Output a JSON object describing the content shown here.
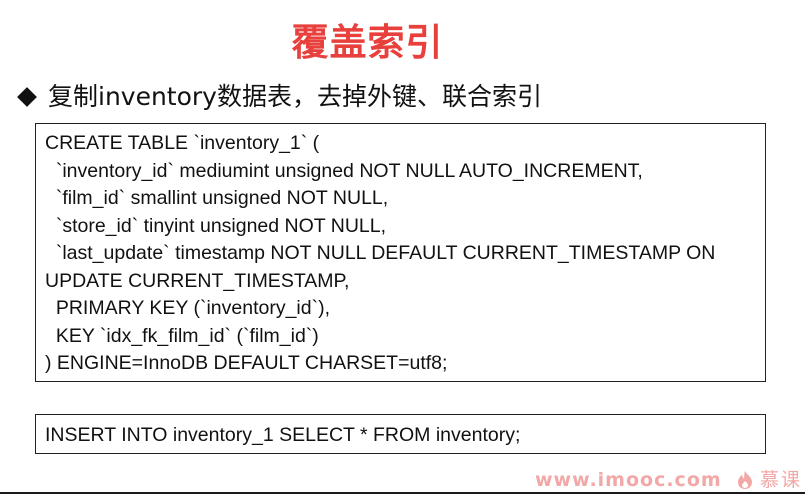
{
  "slide": {
    "title": "覆盖索引",
    "bullet": "复制inventory数据表，去掉外键、联合索引"
  },
  "code_block": {
    "lines": [
      "CREATE TABLE `inventory_1` (",
      "  `inventory_id` mediumint unsigned NOT NULL AUTO_INCREMENT,",
      "  `film_id` smallint unsigned NOT NULL,",
      "  `store_id` tinyint unsigned NOT NULL,",
      "  `last_update` timestamp NOT NULL DEFAULT CURRENT_TIMESTAMP ON",
      "UPDATE CURRENT_TIMESTAMP,",
      "  PRIMARY KEY (`inventory_id`),",
      "  KEY `idx_fk_film_id` (`film_id`)",
      ") ENGINE=InnoDB DEFAULT CHARSET=utf8;"
    ]
  },
  "insert_block": {
    "text": "INSERT INTO inventory_1 SELECT * FROM inventory;"
  },
  "watermark": {
    "url": "www.imooc.com",
    "logo_text": "慕课",
    "logo_icon": "flame-icon",
    "color": "#f1a8a6"
  },
  "colors": {
    "title": "#e8403d",
    "text": "#111111",
    "border": "#222222"
  }
}
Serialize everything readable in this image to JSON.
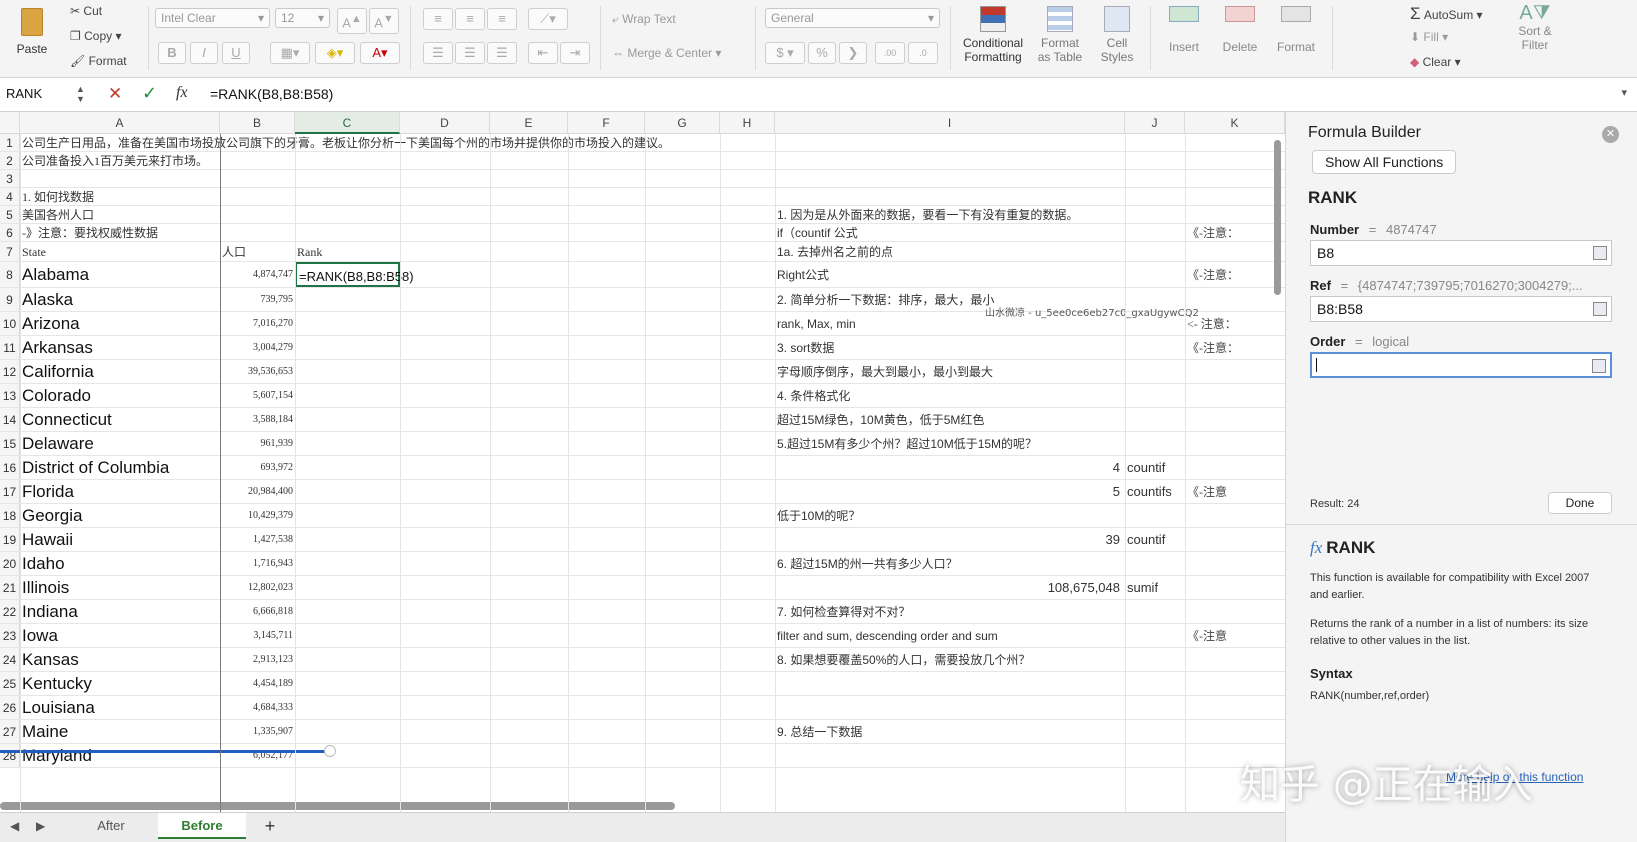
{
  "ribbon": {
    "paste": "Paste",
    "cut": "Cut",
    "copy": "Copy",
    "format_painter": "Format",
    "font_name": "Intel Clear",
    "font_size": "12",
    "bold": "B",
    "italic": "I",
    "underline": "U",
    "wrap_text": "Wrap Text",
    "merge_center": "Merge & Center",
    "number_format": "General",
    "conditional_formatting": [
      "Conditional",
      "Formatting"
    ],
    "format_as_table": [
      "Format",
      "as Table"
    ],
    "cell_styles": [
      "Cell",
      "Styles"
    ],
    "insert": "Insert",
    "delete": "Delete",
    "format": "Format",
    "autosum": "AutoSum",
    "fill": "Fill",
    "clear": "Clear",
    "sort_filter": [
      "Sort &",
      "Filter"
    ]
  },
  "formula_bar": {
    "name_box": "RANK",
    "cancel": "✕",
    "enter": "✓",
    "fx": "fx",
    "formula": "=RANK(B8,B8:B58)"
  },
  "columns": [
    "A",
    "B",
    "C",
    "D",
    "E",
    "F",
    "G",
    "H",
    "I",
    "J",
    "K"
  ],
  "rows": [
    {
      "n": "1",
      "a": "公司生产日用品，准备在美国市场投放公司旗下的牙膏。老板让你分析一下美国每个州的市场并提供你的市场投入的建议。"
    },
    {
      "n": "2",
      "a": "公司准备投入1百万美元来打市场。"
    },
    {
      "n": "3"
    },
    {
      "n": "4",
      "a": "1. 如何找数据"
    },
    {
      "n": "5",
      "a": "美国各州人口",
      "i": "1. 因为是从外面来的数据，要看一下有没有重复的数据。"
    },
    {
      "n": "6",
      "a": "-》注意：要找权威性数据",
      "i": "if（countif 公式",
      "k": "《-注意："
    },
    {
      "n": "7",
      "a": "State",
      "b": "人口",
      "c": "Rank",
      "i": "1a. 去掉州名之前的点"
    },
    {
      "n": "8",
      "a": "Alabama",
      "b": "4,874,747",
      "c": "=RANK(B8,B8:B58)",
      "i": "Right公式",
      "k": "《-注意："
    },
    {
      "n": "9",
      "a": "Alaska",
      "b": "739,795",
      "i": "2. 简单分析一下数据：排序，最大，最小"
    },
    {
      "n": "10",
      "a": "Arizona",
      "b": "7,016,270",
      "i": "rank,  Max,  min",
      "k": "<- 注意："
    },
    {
      "n": "11",
      "a": "Arkansas",
      "b": "3,004,279",
      "i": "3. sort数据",
      "k": "《-注意："
    },
    {
      "n": "12",
      "a": "California",
      "b": "39,536,653",
      "i": "字母顺序倒序，最大到最小，最小到最大"
    },
    {
      "n": "13",
      "a": "Colorado",
      "b": "5,607,154",
      "i": "4. 条件格式化"
    },
    {
      "n": "14",
      "a": "Connecticut",
      "b": "3,588,184",
      "i": "超过15M绿色，10M黄色，低于5M红色"
    },
    {
      "n": "15",
      "a": "Delaware",
      "b": "961,939",
      "i": "5.超过15M有多少个州？超过10M低于15M的呢？"
    },
    {
      "n": "16",
      "a": "District of Columbia",
      "b": "693,972",
      "iv": "4",
      "j": "countif"
    },
    {
      "n": "17",
      "a": "Florida",
      "b": "20,984,400",
      "iv": "5",
      "j": "countifs",
      "k": "《-注意"
    },
    {
      "n": "18",
      "a": "Georgia",
      "b": "10,429,379",
      "i": "低于10M的呢？"
    },
    {
      "n": "19",
      "a": "Hawaii",
      "b": "1,427,538",
      "iv": "39",
      "j": "countif"
    },
    {
      "n": "20",
      "a": "Idaho",
      "b": "1,716,943",
      "i": "6. 超过15M的州一共有多少人口？"
    },
    {
      "n": "21",
      "a": "Illinois",
      "b": "12,802,023",
      "iv": "108,675,048",
      "j": "sumif"
    },
    {
      "n": "22",
      "a": "Indiana",
      "b": "6,666,818",
      "i": "7. 如何检查算得对不对？"
    },
    {
      "n": "23",
      "a": "Iowa",
      "b": "3,145,711",
      "i": "filter and sum, descending order and sum",
      "k": "《-注意"
    },
    {
      "n": "24",
      "a": "Kansas",
      "b": "2,913,123",
      "i": "8. 如果想要覆盖50%的人口，需要投放几个州？"
    },
    {
      "n": "25",
      "a": "Kentucky",
      "b": "4,454,189"
    },
    {
      "n": "26",
      "a": "Louisiana",
      "b": "4,684,333"
    },
    {
      "n": "27",
      "a": "Maine",
      "b": "1,335,907",
      "i": "9. 总结一下数据"
    },
    {
      "n": "28",
      "a": "Maryland",
      "b": "6,052,177"
    }
  ],
  "overlay_text": "山水微凉 - u_5ee0ce6eb27c0_gxaUgywCQ2",
  "sheet_tabs": [
    "After",
    "Before"
  ],
  "add_sheet": "+",
  "panel": {
    "title": "Formula Builder",
    "show_all": "Show All Functions",
    "func": "RANK",
    "number_label": "Number",
    "number_hint": "4874747",
    "number_value": "B8",
    "ref_label": "Ref",
    "ref_hint": "{4874747;739795;7016270;3004279;...",
    "ref_value": "B8:B58",
    "order_label": "Order",
    "order_hint": "logical",
    "order_value": "",
    "eq": "=",
    "result": "Result: 24",
    "done": "Done",
    "help_fx": "fx",
    "help_title": "RANK",
    "help_p1": "This function is available for compatibility with Excel 2007 and earlier.",
    "help_p2": "Returns the rank of a number in a list of numbers: its size relative to other values in the list.",
    "syntax_label": "Syntax",
    "syntax": "RANK(number,ref,order)",
    "more_help": "More help on this function"
  },
  "watermark": "知乎 @正在输入"
}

....................

Set exercise: Give every line back word for word and leave the pictures out.

Exercise output:
Output a JSON object describing the content shown here.
{
  "slide": {
    "title": "覆盖索引",
    "bullet": "复制inventory数据表，去掉外键、联合索引"
  },
  "code_block": {
    "lines": [
      "CREATE TABLE `inventory_1` (",
      "  `inventory_id` mediumint unsigned NOT NULL AUTO_INCREMENT,",
      "  `film_id` smallint unsigned NOT NULL,",
      "  `store_id` tinyint unsigned NOT NULL,",
      "  `last_update` timestamp NOT NULL DEFAULT CURRENT_TIMESTAMP ON",
      "UPDATE CURRENT_TIMESTAMP,",
      "  PRIMARY KEY (`inventory_id`),",
      "  KEY `idx_fk_film_id` (`film_id`)",
      ") ENGINE=InnoDB DEFAULT CHARSET=utf8;"
    ]
  },
  "insert_block": {
    "text": "INSERT INTO inventory_1 SELECT * FROM inventory;"
  },
  "watermark": {
    "url": "www.imooc.com",
    "logo_text": "慕课",
    "logo_icon": "flame-icon",
    "color": "#f1a8a6"
  },
  "colors": {
    "title": "#e8403d",
    "text": "#111111",
    "border": "#222222"
  }
}
Serialize everything readable in this image to JSON.
{
  "ribbon": {
    "paste": "Paste",
    "cut": "Cut",
    "copy": "Copy",
    "format_painter": "Format",
    "font_name": "Intel Clear",
    "font_size": "12",
    "bold": "B",
    "italic": "I",
    "underline": "U",
    "wrap_text": "Wrap Text",
    "merge_center": "Merge & Center",
    "number_format": "General",
    "conditional_formatting": [
      "Conditional",
      "Formatting"
    ],
    "format_as_table": [
      "Format",
      "as Table"
    ],
    "cell_styles": [
      "Cell",
      "Styles"
    ],
    "insert": "Insert",
    "delete": "Delete",
    "format": "Format",
    "autosum": "AutoSum",
    "fill": "Fill",
    "clear": "Clear",
    "sort_filter": [
      "Sort &",
      "Filter"
    ]
  },
  "formula_bar": {
    "name_box": "RANK",
    "cancel": "✕",
    "enter": "✓",
    "fx": "fx",
    "formula": "=RANK(B8,B8:B58)"
  },
  "columns": [
    "A",
    "B",
    "C",
    "D",
    "E",
    "F",
    "G",
    "H",
    "I",
    "J",
    "K"
  ],
  "rows": [
    {
      "n": "1",
      "a": "公司生产日用品，准备在美国市场投放公司旗下的牙膏。老板让你分析一下美国每个州的市场并提供你的市场投入的建议。"
    },
    {
      "n": "2",
      "a": "公司准备投入1百万美元来打市场。"
    },
    {
      "n": "3"
    },
    {
      "n": "4",
      "a": "1. 如何找数据"
    },
    {
      "n": "5",
      "a": "美国各州人口",
      "i": "1. 因为是从外面来的数据，要看一下有没有重复的数据。"
    },
    {
      "n": "6",
      "a": "-》注意：要找权威性数据",
      "i": "if（countif 公式",
      "k": "《-注意："
    },
    {
      "n": "7",
      "a": "State",
      "b": "人口",
      "c": "Rank",
      "i": "1a. 去掉州名之前的点"
    },
    {
      "n": "8",
      "a": "Alabama",
      "b": "4,874,747",
      "c": "=RANK(B8,B8:B58)",
      "i": "Right公式",
      "k": "《-注意："
    },
    {
      "n": "9",
      "a": "Alaska",
      "b": "739,795",
      "i": "2. 简单分析一下数据：排序，最大，最小"
    },
    {
      "n": "10",
      "a": "Arizona",
      "b": "7,016,270",
      "i": "rank,  Max,  min",
      "k": "<- 注意："
    },
    {
      "n": "11",
      "a": "Arkansas",
      "b": "3,004,279",
      "i": "3. sort数据",
      "k": "《-注意："
    },
    {
      "n": "12",
      "a": "California",
      "b": "39,536,653",
      "i": "字母顺序倒序，最大到最小，最小到最大"
    },
    {
      "n": "13",
      "a": "Colorado",
      "b": "5,607,154",
      "i": "4. 条件格式化"
    },
    {
      "n": "14",
      "a": "Connecticut",
      "b": "3,588,184",
      "i": "超过15M绿色，10M黄色，低于5M红色"
    },
    {
      "n": "15",
      "a": "Delaware",
      "b": "961,939",
      "i": "5.超过15M有多少个州？超过10M低于15M的呢？"
    },
    {
      "n": "16",
      "a": "District of Columbia",
      "b": "693,972",
      "iv": "4",
      "j": "countif"
    },
    {
      "n": "17",
      "a": "Florida",
      "b": "20,984,400",
      "iv": "5",
      "j": "countifs",
      "k": "《-注意"
    },
    {
      "n": "18",
      "a": "Georgia",
      "b": "10,429,379",
      "i": "低于10M的呢？"
    },
    {
      "n": "19",
      "a": "Hawaii",
      "b": "1,427,538",
      "iv": "39",
      "j": "countif"
    },
    {
      "n": "20",
      "a": "Idaho",
      "b": "1,716,943",
      "i": "6. 超过15M的州一共有多少人口？"
    },
    {
      "n": "21",
      "a": "Illinois",
      "b": "12,802,023",
      "iv": "108,675,048",
      "j": "sumif"
    },
    {
      "n": "22",
      "a": "Indiana",
      "b": "6,666,818",
      "i": "7. 如何检查算得对不对？"
    },
    {
      "n": "23",
      "a": "Iowa",
      "b": "3,145,711",
      "i": "filter and sum, descending order and sum",
      "k": "《-注意"
    },
    {
      "n": "24",
      "a": "Kansas",
      "b": "2,913,123",
      "i": "8. 如果想要覆盖50%的人口，需要投放几个州？"
    },
    {
      "n": "25",
      "a": "Kentucky",
      "b": "4,454,189"
    },
    {
      "n": "26",
      "a": "Louisiana",
      "b": "4,684,333"
    },
    {
      "n": "27",
      "a": "Maine",
      "b": "1,335,907",
      "i": "9. 总结一下数据"
    },
    {
      "n": "28",
      "a": "Maryland",
      "b": "6,052,177"
    }
  ],
  "overlay_text": "山水微凉 - u_5ee0ce6eb27c0_gxaUgywCQ2",
  "sheet_tabs": [
    "After",
    "Before"
  ],
  "add_sheet": "+",
  "panel": {
    "title": "Formula Builder",
    "show_all": "Show All Functions",
    "func": "RANK",
    "number_label": "Number",
    "number_hint": "4874747",
    "number_value": "B8",
    "ref_label": "Ref",
    "ref_hint": "{4874747;739795;7016270;3004279;...",
    "ref_value": "B8:B58",
    "order_label": "Order",
    "order_hint": "logical",
    "order_value": "",
    "eq": "=",
    "result": "Result: 24",
    "done": "Done",
    "help_fx": "fx",
    "help_title": "RANK",
    "help_p1": "This function is available for compatibility with Excel 2007 and earlier.",
    "help_p2": "Returns the rank of a number in a list of numbers: its size relative to other values in the list.",
    "syntax_label": "Syntax",
    "syntax": "RANK(number,ref,order)",
    "more_help": "More help on this function"
  },
  "watermark": "知乎 @正在输入"
}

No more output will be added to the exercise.